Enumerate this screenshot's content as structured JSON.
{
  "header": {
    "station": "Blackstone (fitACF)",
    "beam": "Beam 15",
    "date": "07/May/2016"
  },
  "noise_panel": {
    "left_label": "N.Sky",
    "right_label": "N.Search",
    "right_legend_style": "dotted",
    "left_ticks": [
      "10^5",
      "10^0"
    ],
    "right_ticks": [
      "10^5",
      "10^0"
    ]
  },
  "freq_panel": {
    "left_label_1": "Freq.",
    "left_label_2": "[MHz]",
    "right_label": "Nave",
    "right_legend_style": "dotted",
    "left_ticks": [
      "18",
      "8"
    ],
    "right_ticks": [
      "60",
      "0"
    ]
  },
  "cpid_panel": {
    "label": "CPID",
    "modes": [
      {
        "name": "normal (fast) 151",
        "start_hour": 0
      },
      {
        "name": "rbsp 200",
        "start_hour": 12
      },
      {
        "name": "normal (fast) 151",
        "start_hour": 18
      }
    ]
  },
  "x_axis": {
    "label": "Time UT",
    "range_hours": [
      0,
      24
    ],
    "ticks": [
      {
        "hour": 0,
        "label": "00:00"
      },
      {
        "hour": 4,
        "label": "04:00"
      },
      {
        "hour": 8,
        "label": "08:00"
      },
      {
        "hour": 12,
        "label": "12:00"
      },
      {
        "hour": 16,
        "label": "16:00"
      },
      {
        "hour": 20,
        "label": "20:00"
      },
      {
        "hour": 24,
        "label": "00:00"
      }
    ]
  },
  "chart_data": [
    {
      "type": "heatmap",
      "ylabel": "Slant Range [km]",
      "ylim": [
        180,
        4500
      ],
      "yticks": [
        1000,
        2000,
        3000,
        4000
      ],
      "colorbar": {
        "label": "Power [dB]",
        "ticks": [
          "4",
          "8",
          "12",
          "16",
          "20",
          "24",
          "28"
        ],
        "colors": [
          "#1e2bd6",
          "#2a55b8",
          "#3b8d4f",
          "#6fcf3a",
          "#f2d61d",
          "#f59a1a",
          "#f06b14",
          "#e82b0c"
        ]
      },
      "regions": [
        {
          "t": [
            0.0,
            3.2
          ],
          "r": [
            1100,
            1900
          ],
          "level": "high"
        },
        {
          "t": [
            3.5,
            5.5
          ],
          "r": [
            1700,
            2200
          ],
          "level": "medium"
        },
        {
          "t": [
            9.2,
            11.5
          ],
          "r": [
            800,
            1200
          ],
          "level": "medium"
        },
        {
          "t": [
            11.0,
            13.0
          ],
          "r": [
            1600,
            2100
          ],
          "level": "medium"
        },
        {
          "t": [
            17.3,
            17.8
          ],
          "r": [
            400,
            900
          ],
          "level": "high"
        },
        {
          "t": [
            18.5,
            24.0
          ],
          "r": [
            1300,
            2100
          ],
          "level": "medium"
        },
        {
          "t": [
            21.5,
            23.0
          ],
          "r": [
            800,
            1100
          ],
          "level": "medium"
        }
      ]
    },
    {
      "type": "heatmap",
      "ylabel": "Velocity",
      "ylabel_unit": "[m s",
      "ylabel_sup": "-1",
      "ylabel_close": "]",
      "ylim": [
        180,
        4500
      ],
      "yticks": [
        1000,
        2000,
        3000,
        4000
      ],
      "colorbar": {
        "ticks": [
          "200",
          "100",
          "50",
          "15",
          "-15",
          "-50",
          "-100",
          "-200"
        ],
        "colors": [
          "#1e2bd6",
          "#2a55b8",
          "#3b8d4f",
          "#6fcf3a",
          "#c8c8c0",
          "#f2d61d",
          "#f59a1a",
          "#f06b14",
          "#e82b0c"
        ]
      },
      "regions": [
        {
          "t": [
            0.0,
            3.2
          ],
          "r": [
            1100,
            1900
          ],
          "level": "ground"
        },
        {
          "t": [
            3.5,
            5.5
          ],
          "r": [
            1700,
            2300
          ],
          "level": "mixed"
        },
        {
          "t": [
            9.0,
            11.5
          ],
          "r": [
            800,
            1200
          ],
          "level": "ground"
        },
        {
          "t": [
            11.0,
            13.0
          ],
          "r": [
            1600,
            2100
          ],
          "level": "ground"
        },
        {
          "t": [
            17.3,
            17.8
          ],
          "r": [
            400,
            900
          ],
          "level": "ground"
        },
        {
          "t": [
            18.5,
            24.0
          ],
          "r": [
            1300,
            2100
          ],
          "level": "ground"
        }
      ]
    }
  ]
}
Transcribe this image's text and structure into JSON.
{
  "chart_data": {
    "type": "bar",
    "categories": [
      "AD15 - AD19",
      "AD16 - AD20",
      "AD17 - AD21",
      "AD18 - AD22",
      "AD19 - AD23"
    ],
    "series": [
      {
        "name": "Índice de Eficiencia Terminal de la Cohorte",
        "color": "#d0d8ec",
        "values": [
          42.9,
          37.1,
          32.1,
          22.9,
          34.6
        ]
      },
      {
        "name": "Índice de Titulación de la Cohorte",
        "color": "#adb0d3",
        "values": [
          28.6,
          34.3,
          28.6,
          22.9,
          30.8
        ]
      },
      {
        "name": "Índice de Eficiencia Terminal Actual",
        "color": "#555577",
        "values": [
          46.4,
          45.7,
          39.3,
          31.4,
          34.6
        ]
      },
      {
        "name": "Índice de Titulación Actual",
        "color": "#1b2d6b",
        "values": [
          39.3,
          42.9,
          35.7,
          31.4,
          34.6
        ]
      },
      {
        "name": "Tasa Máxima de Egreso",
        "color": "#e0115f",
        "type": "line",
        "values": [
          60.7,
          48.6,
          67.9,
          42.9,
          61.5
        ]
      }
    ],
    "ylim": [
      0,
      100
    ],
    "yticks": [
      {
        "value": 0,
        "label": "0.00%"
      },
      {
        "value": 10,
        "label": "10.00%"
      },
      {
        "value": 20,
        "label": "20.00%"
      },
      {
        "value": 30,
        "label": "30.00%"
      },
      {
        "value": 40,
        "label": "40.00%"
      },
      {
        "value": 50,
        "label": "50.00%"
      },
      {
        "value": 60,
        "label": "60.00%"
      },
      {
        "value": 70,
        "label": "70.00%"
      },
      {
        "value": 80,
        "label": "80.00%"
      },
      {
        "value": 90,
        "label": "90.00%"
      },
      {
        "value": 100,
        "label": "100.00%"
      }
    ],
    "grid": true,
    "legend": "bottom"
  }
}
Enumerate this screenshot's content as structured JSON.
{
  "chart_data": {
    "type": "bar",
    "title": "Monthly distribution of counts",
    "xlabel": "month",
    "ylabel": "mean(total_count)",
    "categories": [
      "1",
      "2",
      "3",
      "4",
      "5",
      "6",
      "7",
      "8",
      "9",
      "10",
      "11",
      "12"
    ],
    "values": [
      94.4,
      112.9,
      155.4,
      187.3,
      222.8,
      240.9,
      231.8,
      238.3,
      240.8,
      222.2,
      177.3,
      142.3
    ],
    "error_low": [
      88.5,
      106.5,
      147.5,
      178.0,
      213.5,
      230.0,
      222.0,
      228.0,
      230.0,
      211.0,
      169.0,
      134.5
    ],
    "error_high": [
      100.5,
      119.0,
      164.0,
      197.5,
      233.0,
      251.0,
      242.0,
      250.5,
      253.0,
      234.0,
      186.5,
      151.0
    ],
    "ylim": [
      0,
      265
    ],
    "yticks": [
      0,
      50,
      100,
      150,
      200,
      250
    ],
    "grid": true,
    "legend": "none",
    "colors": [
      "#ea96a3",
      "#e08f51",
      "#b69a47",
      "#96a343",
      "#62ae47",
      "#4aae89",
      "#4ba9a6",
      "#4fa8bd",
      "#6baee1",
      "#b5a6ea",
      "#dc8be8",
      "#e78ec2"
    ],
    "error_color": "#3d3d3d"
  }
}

•••••

(The exercise): From the listing above, collect every line that mentions the word "name".

(The response):
        "name": "normal (fast) 151",
        "name": "rbsp 200",
        "name": "normal (fast) 151",
        "name": "Índice de Eficiencia Terminal de la Cohorte",
        "name": "Índice de Titulación de la Cohorte",
        "name": "Índice de Eficiencia Terminal Actual",
        "name": "Índice de Titulación Actual",
        "name": "Tasa Máxima de Egreso",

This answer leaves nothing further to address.